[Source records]
● ● ● ● ● ● ●

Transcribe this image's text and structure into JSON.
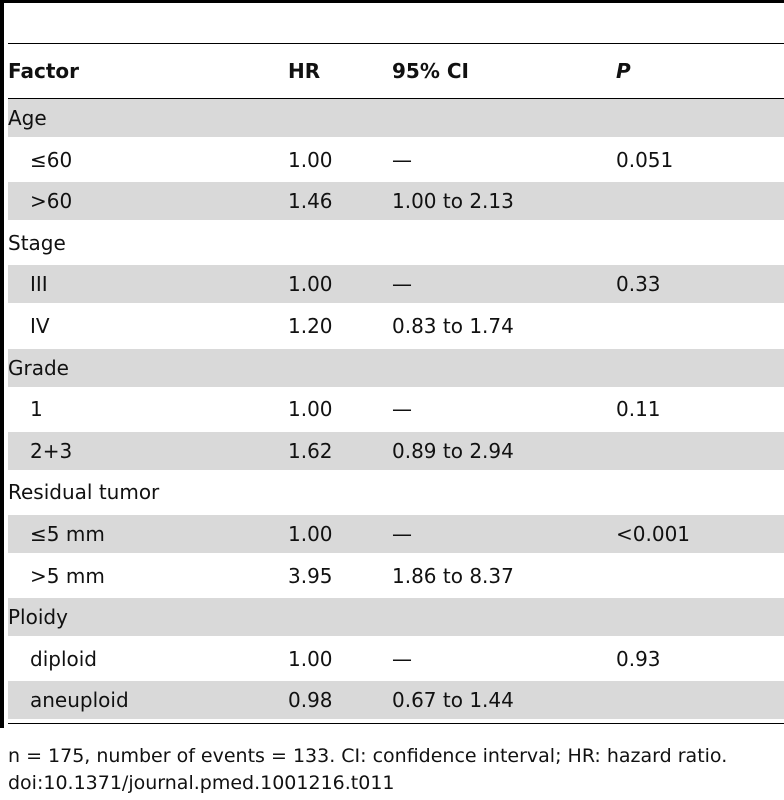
{
  "table": {
    "header": {
      "factor": "Factor",
      "hr": "HR",
      "ci": "95% CI",
      "p": "P"
    },
    "rows": [
      {
        "type": "group",
        "label": "Age"
      },
      {
        "type": "item",
        "label": "≤60",
        "hr": "1.00",
        "ci": "—",
        "p": "0.051"
      },
      {
        "type": "item",
        "label": ">60",
        "hr": "1.46",
        "ci": "1.00 to 2.13",
        "p": ""
      },
      {
        "type": "group",
        "label": "Stage"
      },
      {
        "type": "item",
        "label": "III",
        "hr": "1.00",
        "ci": "—",
        "p": "0.33"
      },
      {
        "type": "item",
        "label": "IV",
        "hr": "1.20",
        "ci": "0.83 to 1.74",
        "p": ""
      },
      {
        "type": "group",
        "label": "Grade"
      },
      {
        "type": "item",
        "label": "1",
        "hr": "1.00",
        "ci": "—",
        "p": "0.11"
      },
      {
        "type": "item",
        "label": "2+3",
        "hr": "1.62",
        "ci": "0.89 to 2.94",
        "p": ""
      },
      {
        "type": "group",
        "label": "Residual tumor"
      },
      {
        "type": "item",
        "label": "≤5 mm",
        "hr": "1.00",
        "ci": "—",
        "p": "<0.001"
      },
      {
        "type": "item",
        "label": ">5 mm",
        "hr": "3.95",
        "ci": "1.86 to 8.37",
        "p": ""
      },
      {
        "type": "group",
        "label": "Ploidy"
      },
      {
        "type": "item",
        "label": "diploid",
        "hr": "1.00",
        "ci": "—",
        "p": "0.93"
      },
      {
        "type": "item",
        "label": "aneuploid",
        "hr": "0.98",
        "ci": "0.67 to 1.44",
        "p": ""
      }
    ]
  },
  "footnote": {
    "line1": "n = 175, number of events = 133. CI: confidence interval; HR: hazard ratio.",
    "line2": "doi:10.1371/journal.pmed.1001216.t011"
  }
}
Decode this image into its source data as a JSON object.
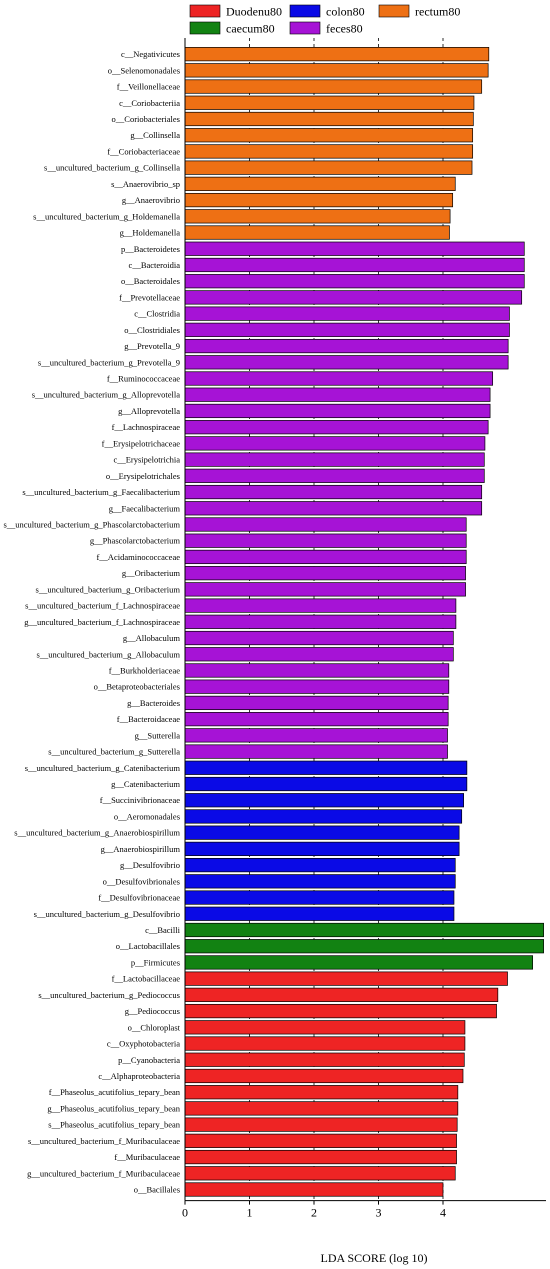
{
  "chart_data": {
    "type": "bar",
    "orientation": "horizontal",
    "xlabel": "LDA SCORE (log 10)",
    "xticks": [
      0,
      1,
      2,
      3,
      4
    ],
    "xlim": [
      0,
      5.6
    ],
    "grid": "vertical dashed lines at x = 1, 2, 3, 4",
    "legend_position": "top",
    "legend": [
      {
        "name": "Duodenu80",
        "color": "#ee2424"
      },
      {
        "name": "colon80",
        "color": "#0a0ae6"
      },
      {
        "name": "rectum80",
        "color": "#ee7014"
      },
      {
        "name": "caecum80",
        "color": "#128212"
      },
      {
        "name": "feces80",
        "color": "#a613d6"
      }
    ],
    "bars": [
      {
        "label": "c__Negativicutes",
        "value": 4.71,
        "group": "rectum80"
      },
      {
        "label": "o__Selenomonadales",
        "value": 4.7,
        "group": "rectum80"
      },
      {
        "label": "f__Veillonellaceae",
        "value": 4.6,
        "group": "rectum80"
      },
      {
        "label": "c__Coriobacteriia",
        "value": 4.48,
        "group": "rectum80"
      },
      {
        "label": "o__Coriobacteriales",
        "value": 4.47,
        "group": "rectum80"
      },
      {
        "label": "g__Collinsella",
        "value": 4.46,
        "group": "rectum80"
      },
      {
        "label": "f__Coriobacteriaceae",
        "value": 4.46,
        "group": "rectum80"
      },
      {
        "label": "s__uncultured_bacterium_g_Collinsella",
        "value": 4.45,
        "group": "rectum80"
      },
      {
        "label": "s__Anaerovibrio_sp",
        "value": 4.19,
        "group": "rectum80"
      },
      {
        "label": "g__Anaerovibrio",
        "value": 4.15,
        "group": "rectum80"
      },
      {
        "label": "s__uncultured_bacterium_g_Holdemanella",
        "value": 4.11,
        "group": "rectum80"
      },
      {
        "label": "g__Holdemanella",
        "value": 4.1,
        "group": "rectum80"
      },
      {
        "label": "p__Bacteroidetes",
        "value": 5.26,
        "group": "feces80"
      },
      {
        "label": "c__Bacteroidia",
        "value": 5.26,
        "group": "feces80"
      },
      {
        "label": "o__Bacteroidales",
        "value": 5.26,
        "group": "feces80"
      },
      {
        "label": "f__Prevotellaceae",
        "value": 5.22,
        "group": "feces80"
      },
      {
        "label": "c__Clostridia",
        "value": 5.03,
        "group": "feces80"
      },
      {
        "label": "o__Clostridiales",
        "value": 5.03,
        "group": "feces80"
      },
      {
        "label": "g__Prevotella_9",
        "value": 5.01,
        "group": "feces80"
      },
      {
        "label": "s__uncultured_bacterium_g_Prevotella_9",
        "value": 5.01,
        "group": "feces80"
      },
      {
        "label": "f__Ruminococcaceae",
        "value": 4.77,
        "group": "feces80"
      },
      {
        "label": "s__uncultured_bacterium_g_Alloprevotella",
        "value": 4.73,
        "group": "feces80"
      },
      {
        "label": "g__Alloprevotella",
        "value": 4.73,
        "group": "feces80"
      },
      {
        "label": "f__Lachnospiraceae",
        "value": 4.7,
        "group": "feces80"
      },
      {
        "label": "f__Erysipelotrichaceae",
        "value": 4.65,
        "group": "feces80"
      },
      {
        "label": "c__Erysipelotrichia",
        "value": 4.64,
        "group": "feces80"
      },
      {
        "label": "o__Erysipelotrichales",
        "value": 4.64,
        "group": "feces80"
      },
      {
        "label": "s__uncultured_bacterium_g_Faecalibacterium",
        "value": 4.6,
        "group": "feces80"
      },
      {
        "label": "g__Faecalibacterium",
        "value": 4.6,
        "group": "feces80"
      },
      {
        "label": "s__uncultured_bacterium_g_Phascolarctobacterium",
        "value": 4.36,
        "group": "feces80"
      },
      {
        "label": "g__Phascolarctobacterium",
        "value": 4.36,
        "group": "feces80"
      },
      {
        "label": "f__Acidaminococcaceae",
        "value": 4.36,
        "group": "feces80"
      },
      {
        "label": "g__Oribacterium",
        "value": 4.35,
        "group": "feces80"
      },
      {
        "label": "s__uncultured_bacterium_g_Oribacterium",
        "value": 4.35,
        "group": "feces80"
      },
      {
        "label": "s__uncultured_bacterium_f_Lachnospiraceae",
        "value": 4.2,
        "group": "feces80"
      },
      {
        "label": "g__uncultured_bacterium_f_Lachnospiraceae",
        "value": 4.2,
        "group": "feces80"
      },
      {
        "label": "g__Allobaculum",
        "value": 4.16,
        "group": "feces80"
      },
      {
        "label": "s__uncultured_bacterium_g_Allobaculum",
        "value": 4.16,
        "group": "feces80"
      },
      {
        "label": "f__Burkholderiaceae",
        "value": 4.09,
        "group": "feces80"
      },
      {
        "label": "o__Betaproteobacteriales",
        "value": 4.09,
        "group": "feces80"
      },
      {
        "label": "g__Bacteroides",
        "value": 4.08,
        "group": "feces80"
      },
      {
        "label": "f__Bacteroidaceae",
        "value": 4.08,
        "group": "feces80"
      },
      {
        "label": "g__Sutterella",
        "value": 4.07,
        "group": "feces80"
      },
      {
        "label": "s__uncultured_bacterium_g_Sutterella",
        "value": 4.07,
        "group": "feces80"
      },
      {
        "label": "s__uncultured_bacterium_g_Catenibacterium",
        "value": 4.37,
        "group": "colon80"
      },
      {
        "label": "g__Catenibacterium",
        "value": 4.37,
        "group": "colon80"
      },
      {
        "label": "f__Succinivibrionaceae",
        "value": 4.32,
        "group": "colon80"
      },
      {
        "label": "o__Aeromonadales",
        "value": 4.29,
        "group": "colon80"
      },
      {
        "label": "s__uncultured_bacterium_g_Anaerobiospirillum",
        "value": 4.25,
        "group": "colon80"
      },
      {
        "label": "g__Anaerobiospirillum",
        "value": 4.25,
        "group": "colon80"
      },
      {
        "label": "g__Desulfovibrio",
        "value": 4.19,
        "group": "colon80"
      },
      {
        "label": "o__Desulfovibrionales",
        "value": 4.19,
        "group": "colon80"
      },
      {
        "label": "f__Desulfovibrionaceae",
        "value": 4.17,
        "group": "colon80"
      },
      {
        "label": "s__uncultured_bacterium_g_Desulfovibrio",
        "value": 4.17,
        "group": "colon80"
      },
      {
        "label": "c__Bacilli",
        "value": 5.56,
        "group": "caecum80"
      },
      {
        "label": "o__Lactobacillales",
        "value": 5.56,
        "group": "caecum80"
      },
      {
        "label": "p__Firmicutes",
        "value": 5.39,
        "group": "caecum80"
      },
      {
        "label": "f__Lactobacillaceae",
        "value": 5.0,
        "group": "Duodenu80"
      },
      {
        "label": "s__uncultured_bacterium_g_Pediococcus",
        "value": 4.85,
        "group": "Duodenu80"
      },
      {
        "label": "g__Pediococcus",
        "value": 4.83,
        "group": "Duodenu80"
      },
      {
        "label": "o__Chloroplast",
        "value": 4.34,
        "group": "Duodenu80"
      },
      {
        "label": "c__Oxyphotobacteria",
        "value": 4.34,
        "group": "Duodenu80"
      },
      {
        "label": "p__Cyanobacteria",
        "value": 4.33,
        "group": "Duodenu80"
      },
      {
        "label": "c__Alphaproteobacteria",
        "value": 4.31,
        "group": "Duodenu80"
      },
      {
        "label": "f__Phaseolus_acutifolius_tepary_bean",
        "value": 4.23,
        "group": "Duodenu80"
      },
      {
        "label": "g__Phaseolus_acutifolius_tepary_bean",
        "value": 4.23,
        "group": "Duodenu80"
      },
      {
        "label": "s__Phaseolus_acutifolius_tepary_bean",
        "value": 4.22,
        "group": "Duodenu80"
      },
      {
        "label": "s__uncultured_bacterium_f_Muribaculaceae",
        "value": 4.21,
        "group": "Duodenu80"
      },
      {
        "label": "f__Muribaculaceae",
        "value": 4.21,
        "group": "Duodenu80"
      },
      {
        "label": "g__uncultured_bacterium_f_Muribaculaceae",
        "value": 4.19,
        "group": "Duodenu80"
      },
      {
        "label": "o__Bacillales",
        "value": 4.0,
        "group": "Duodenu80"
      }
    ]
  }
}
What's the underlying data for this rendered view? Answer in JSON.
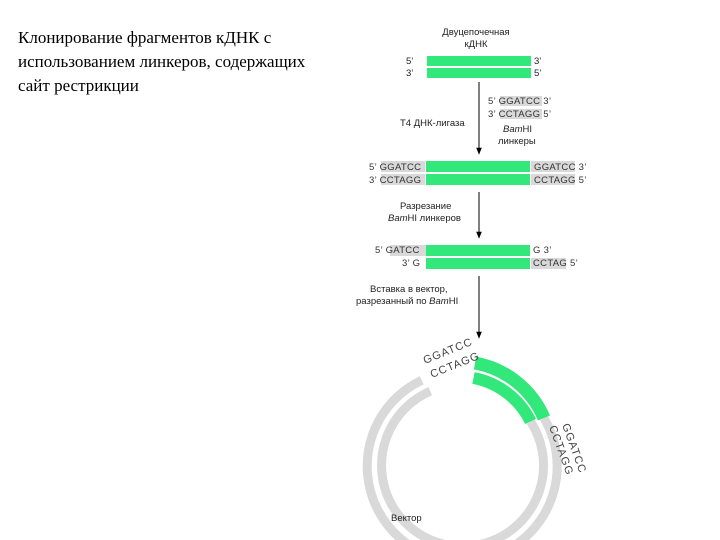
{
  "title": "Клонирование фрагментов кДНК с использованием линкеров, содержащих сайт рестрикции",
  "top_label": [
    "Двуцепочечная",
    "кДНК"
  ],
  "end_labels": {
    "five": "5’",
    "three": "3’"
  },
  "linker_seq": {
    "top": "5’ GGATCC 3’",
    "bottom": "3’ CCTAGG 5’",
    "enzyme": "Bam",
    "enzyme_suffix": "HI",
    "word": "линкеры"
  },
  "ligase": "T4 ДНК-лигаза",
  "ligated": {
    "left_top": "5’ GGATCC",
    "left_bottom": "3’ CCTAGG",
    "right_top": "GGATCC  3’",
    "right_bottom": "CCTAGG  5’"
  },
  "cut_step": {
    "line1": "Разрезание",
    "enzyme": "Bam",
    "line2_rest": "HI линкеров"
  },
  "cut": {
    "left_top": "5’ GATCC",
    "left_bottom": "3’ G",
    "right_top": "G  3’",
    "right_bottom": "CCTAG  5’"
  },
  "insert_step": {
    "line1": "Вставка в вектор,",
    "line2_prefix": "разрезанный по ",
    "enzyme": "Bam",
    "enzyme_suffix": "HI"
  },
  "ring_seq": {
    "left_outer": "GGATCC",
    "left_inner": "CCTAGG",
    "right_outer": "GGATCC",
    "right_inner": "CCTAGG"
  },
  "vector_label": "Вектор",
  "colors": {
    "strand": "#33e87a",
    "vector_ring": "#d9d9d9"
  }
}
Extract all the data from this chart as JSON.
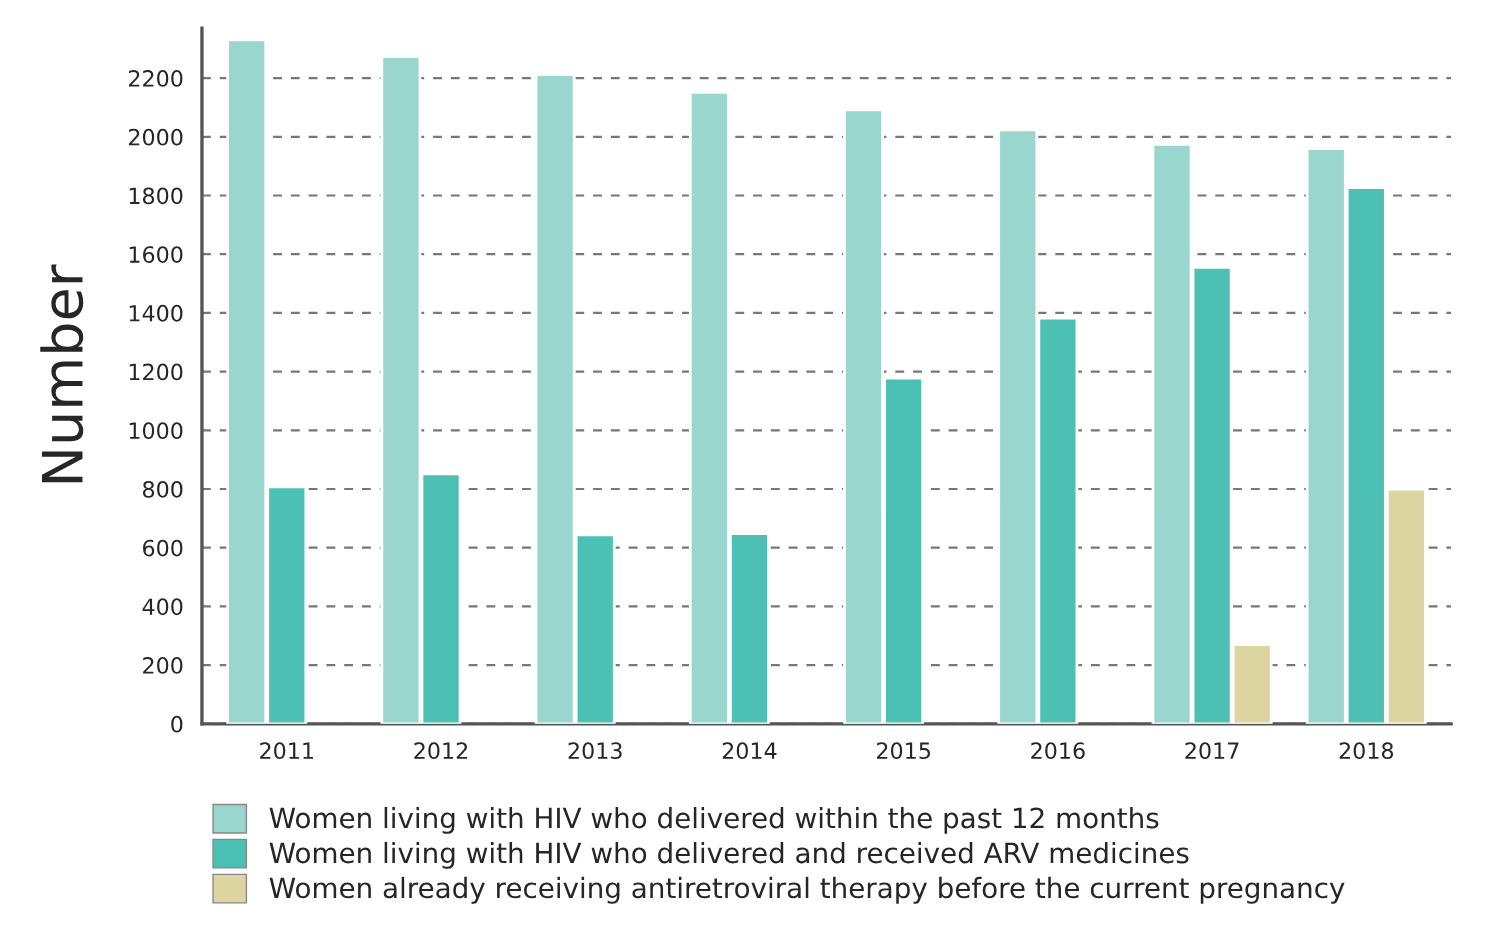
{
  "chart_data": {
    "type": "bar",
    "ylabel": "Number",
    "categories": [
      "2011",
      "2012",
      "2013",
      "2014",
      "2015",
      "2016",
      "2017",
      "2018"
    ],
    "series": [
      {
        "name": "Women living with HIV who delivered within the past 12 months",
        "color": "#98d6ce",
        "values": [
          2330,
          2273,
          2212,
          2151,
          2092,
          2024,
          1974,
          1960
        ]
      },
      {
        "name": "Women living with HIV who delivered and received ARV medicines",
        "color": "#4cc0b3",
        "values": [
          807,
          852,
          644,
          648,
          1178,
          1382,
          1555,
          1827
        ]
      },
      {
        "name": "Women already receiving antiretroviral therapy before the current pregnancy",
        "color": "#dcd59f",
        "values": [
          null,
          null,
          null,
          null,
          null,
          null,
          270,
          800
        ]
      }
    ],
    "ylim": [
      0,
      2370
    ],
    "yticks": [
      0,
      200,
      400,
      600,
      800,
      1000,
      1200,
      1400,
      1600,
      1800,
      2000,
      2200
    ],
    "grid": "y",
    "legend": "bottom"
  }
}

● ● ● ● ● ● ●

**What this task involves**
Check each line of the entries above for the string "image", and return those that contain it.

**Your response**
Transcribe this image's text and structure into JSON.
Decode this image into its source data as a JSON object.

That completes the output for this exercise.